Records that describe figures
:::

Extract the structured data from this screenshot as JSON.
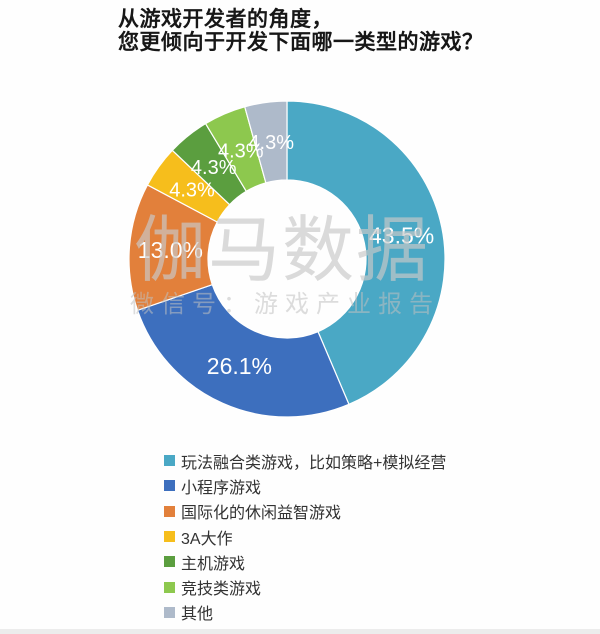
{
  "title": {
    "line1": "从游戏开发者的角度，",
    "line2": "您更倾向于开发下面哪一类型的游戏？"
  },
  "watermark": {
    "main": "伽马数据",
    "sub": "微信号：游戏产业报告"
  },
  "chart_data": {
    "type": "pie",
    "subtype": "donut",
    "title": "从游戏开发者的角度，您更倾向于开发下面哪一类型的游戏？",
    "direction": "clockwise",
    "start_angle_deg": 0,
    "legend_position": "bottom-left",
    "slices": [
      {
        "label": "玩法融合类游戏，比如策略+模拟经营",
        "value": 43.5,
        "pct_label": "43.5%",
        "color": "#4AA8C5"
      },
      {
        "label": "小程序游戏",
        "value": 26.1,
        "pct_label": "26.1%",
        "color": "#3D6FBE"
      },
      {
        "label": "国际化的休闲益智游戏",
        "value": 13.0,
        "pct_label": "13.0%",
        "color": "#E2803B"
      },
      {
        "label": "3A大作",
        "value": 4.3,
        "pct_label": "4.3%",
        "color": "#F6BE1C"
      },
      {
        "label": "主机游戏",
        "value": 4.3,
        "pct_label": "4.3%",
        "color": "#5B9E3F"
      },
      {
        "label": "竞技类游戏",
        "value": 4.3,
        "pct_label": "4.3%",
        "color": "#8DC84E"
      },
      {
        "label": "其他",
        "value": 4.3,
        "pct_label": "4.3%",
        "color": "#AEBACA"
      }
    ]
  }
}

:::

## What to do
Show each line in the entries that holds the string "您更倾向于开发下面哪一类型的游戏".

## Solution to this exercise
    "line2": "您更倾向于开发下面哪一类型的游戏？"
    "title": "从游戏开发者的角度，您更倾向于开发下面哪一类型的游戏？",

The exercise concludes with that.